----- Texto fornecido -----

Trump. Bolsonaro, Le Pen e Putin – para ficar com alguns dos nomes da atual extrema-direita sob holofotes – não têm programas para governar. Sua linguagem é a da destruição: interessa-lhes esmagar tudo que foi erguido até hoje pelas vias democráticas. Mais do que isso: como são abertamente iliberais, desejam derrotar as instituições, torná-las responsáveis por tudo de ruim que há no mundo. Seus discursos radicais resvalam na insanidade, no delírio persecutório, na culpabilização dos outros. Querem um inimigo. E eles têm um: a democracia liberal.

É comum entre as lideranças políticas mencionadas o horror à diferença. Odeiam tudo que cheire à pluralidade. Gostariam de viver de modo sincrônico, com todos seguindo suas ideias e aplaudindo suas aparições. De forma significativamente interessante, abominam a emancipação feminina, os direitos das populações negras, indígenas e LGBTQIA+; não aceitam a independência das escolas e universidades; rechaçam a autonomia dos poderes constitucionais; desafiam os resultados do trabalho científico; instam ao desacordo, à não convivência, à mentira, às alucinações de poder. Numa palavra, são messiânicos – creem-se enviados por alguma divindade para fazer o que tem de ser feito, custe o que custar.

----- Dados extraídos -----

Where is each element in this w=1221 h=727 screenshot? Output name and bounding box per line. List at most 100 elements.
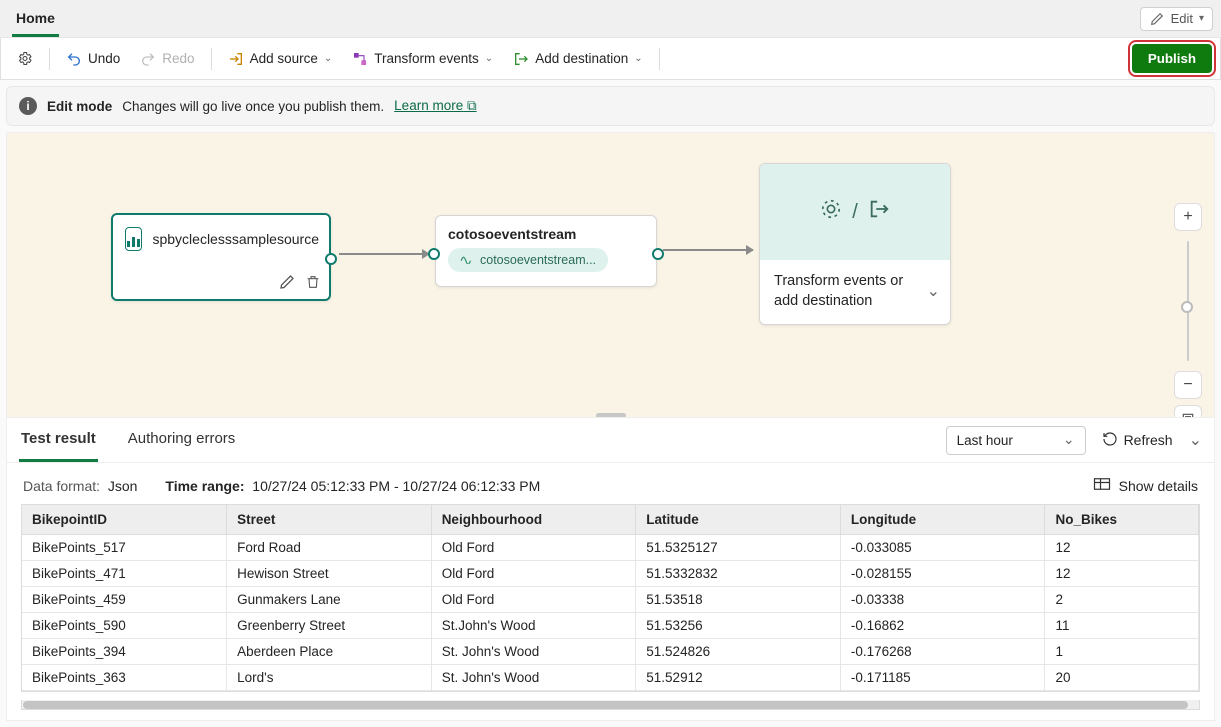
table-row[interactable]: BikePoints_459Gunmakers LaneOld Ford51.5…	[22, 587, 1199, 613]
edit-node-icon[interactable]	[279, 274, 295, 293]
table-cell: Greenberry Street	[227, 613, 432, 639]
table-cell: Old Ford	[431, 535, 636, 561]
zoom-in-button[interactable]: +	[1174, 203, 1202, 231]
learn-more-link[interactable]: Learn more ⧉	[394, 98, 476, 114]
column-header[interactable]: Latitude	[636, 505, 841, 535]
transform-icon	[352, 51, 368, 67]
node-eventstream[interactable]: cotosoeventstream cotosoeventstream...	[435, 215, 657, 287]
table-row[interactable]: BikePoints_517Ford RoadOld Ford51.532512…	[22, 535, 1199, 561]
separator	[211, 48, 212, 70]
table-cell: -0.171185	[840, 665, 1045, 691]
data-format-label: Data format:	[23, 478, 100, 494]
zoom-thumb[interactable]	[1181, 301, 1193, 313]
pencil-icon	[1149, 11, 1165, 27]
refresh-button[interactable]: Refresh	[1102, 431, 1173, 450]
table-cell: Old Ford	[431, 561, 636, 587]
zoom-slider[interactable]	[1187, 241, 1189, 361]
panel-resize-handle[interactable]	[596, 413, 626, 418]
learn-more-text: Learn more	[394, 98, 463, 113]
edit-mode-label: Edit mode	[47, 99, 112, 114]
tab-authoring-errors[interactable]: Authoring errors	[126, 418, 238, 462]
arrow-out-icon	[513, 51, 529, 67]
undo-button[interactable]: Undo	[58, 46, 128, 72]
delete-node-icon[interactable]	[305, 274, 321, 293]
node-source-title: spbycleclesssamplesource	[152, 231, 319, 247]
time-range-label: Time range:	[165, 478, 244, 494]
zoom-out-button[interactable]: −	[1174, 371, 1202, 399]
table-cell: -0.03338	[840, 587, 1045, 613]
transform-events-button[interactable]: Transform events ⌄	[344, 46, 501, 72]
refresh-icon	[1102, 431, 1118, 450]
table-cell: St. John's Wood	[431, 639, 636, 665]
separator	[659, 48, 660, 70]
table-row[interactable]: BikePoints_363Lord'sSt. John's Wood51.52…	[22, 665, 1199, 691]
table-cell: -0.033085	[840, 535, 1045, 561]
table-cell: Lord's	[227, 665, 432, 691]
edit-dropdown[interactable]: Edit ▾	[1140, 7, 1213, 31]
edit-mode-banner: i Edit mode Changes will go live once yo…	[6, 86, 1215, 126]
results-table: BikepointIDStreetNeighbourhoodLatitudeLo…	[21, 504, 1200, 692]
table-row[interactable]: BikePoints_590Greenberry StreetSt.John's…	[22, 613, 1199, 639]
pipeline-canvas[interactable]: spbycleclesssamplesource cotosoeventstre…	[6, 132, 1215, 418]
time-filter-select[interactable]: Last hour	[946, 426, 1086, 455]
node-stream-pill[interactable]: cotosoeventstream...	[448, 248, 608, 272]
undo-icon	[66, 51, 82, 67]
node-output-port[interactable]	[325, 253, 337, 265]
node-stream-pill-label: cotosoeventstream...	[480, 253, 596, 267]
table-cell: BikePoints_517	[22, 535, 227, 561]
publish-button[interactable]: Publish	[1132, 44, 1212, 73]
edit-label: Edit	[1171, 11, 1193, 26]
node-source[interactable]: spbycleclesssamplesource	[111, 213, 331, 301]
table-cell: 11	[1045, 613, 1199, 639]
table-cell: 12	[1045, 535, 1199, 561]
chevron-down-icon[interactable]: ⌄	[1189, 430, 1202, 450]
chevron-down-icon: ⌄	[324, 53, 332, 64]
node-destination-label: Transform events or add destination	[774, 272, 927, 311]
edge	[339, 253, 429, 255]
column-header[interactable]: BikepointID	[22, 505, 227, 535]
table-cell: 51.5325127	[636, 535, 841, 561]
gear-icon	[17, 51, 33, 67]
table-cell: -0.028155	[840, 561, 1045, 587]
column-header[interactable]: Street	[227, 505, 432, 535]
settings-button[interactable]	[9, 46, 41, 72]
table-cell: 2	[1045, 587, 1199, 613]
table-row[interactable]: BikePoints_471Hewison StreetOld Ford51.5…	[22, 561, 1199, 587]
table-cell: Ford Road	[227, 535, 432, 561]
transform-events-label: Transform events	[374, 51, 479, 66]
sample-data-icon	[125, 227, 142, 251]
table-row[interactable]: BikePoints_394Aberdeen PlaceSt. John's W…	[22, 639, 1199, 665]
node-destination-placeholder[interactable]: / Transform events or add destination ⌄	[759, 163, 951, 325]
show-details-button[interactable]: Show details	[1093, 477, 1198, 494]
table-cell: 51.53256	[636, 613, 841, 639]
arrow-in-icon	[228, 51, 244, 67]
wave-icon	[460, 253, 474, 267]
node-input-port[interactable]	[428, 248, 440, 260]
table-cell: BikePoints_394	[22, 639, 227, 665]
zoom-fit-button[interactable]	[1174, 405, 1202, 418]
info-icon: i	[19, 97, 37, 115]
table-cell: BikePoints_459	[22, 587, 227, 613]
chevron-down-icon: ▾	[1199, 13, 1204, 24]
horizontal-scrollbar[interactable]	[21, 700, 1200, 710]
redo-button[interactable]: Redo	[132, 46, 202, 72]
table-cell: -0.176268	[840, 639, 1045, 665]
add-source-label: Add source	[250, 51, 318, 66]
column-header[interactable]: Neighbourhood	[431, 505, 636, 535]
table-cell: Aberdeen Place	[227, 639, 432, 665]
tab-test-result[interactable]: Test result	[19, 418, 98, 462]
chevron-down-icon[interactable]: ⌄	[927, 281, 940, 303]
tab-home[interactable]: Home	[12, 4, 59, 37]
table-cell: Gunmakers Lane	[227, 587, 432, 613]
data-format-value: Json	[108, 478, 138, 494]
table-cell: 51.52912	[636, 665, 841, 691]
chevron-down-icon: ⌄	[485, 53, 493, 64]
column-header[interactable]: No_Bikes	[1045, 505, 1199, 535]
undo-label: Undo	[88, 51, 120, 66]
details-icon	[1093, 477, 1111, 494]
column-header[interactable]: Longitude	[840, 505, 1045, 535]
add-destination-button[interactable]: Add destination ⌄	[505, 46, 650, 72]
time-range-value: 10/27/24 05:12:33 PM - 10/27/24 06:12:33…	[252, 478, 540, 494]
add-source-button[interactable]: Add source ⌄	[220, 46, 341, 72]
table-cell: BikePoints_590	[22, 613, 227, 639]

-----

Objetivo do exercício
Pode redigitar, sem alterar nada, o trecho do texto sobre a extrema-direita que vai de "É comum entre" a "o que custar."? Os registros formam um material separado do texto.

Resposta final
É comum entre as lideranças políticas mencionadas o horror à diferença. Odeiam tudo que cheire à pluralidade. Gostariam de viver de modo sincrônico, com todos seguindo suas ideias e aplaudindo suas aparições. De forma significativamente interessante, abominam a emancipação feminina, os direitos das populações negras, indígenas e LGBTQIA+; não aceitam a independência das escolas e universidades; rechaçam a autonomia dos poderes constitucionais; desafiam os resultados do trabalho científico; instam ao desacordo, à não convivência, à mentira, às alucinações de poder. Numa palavra, são messiânicos – creem-se enviados por alguma divindade para fazer o que tem de ser feito, custe o que custar.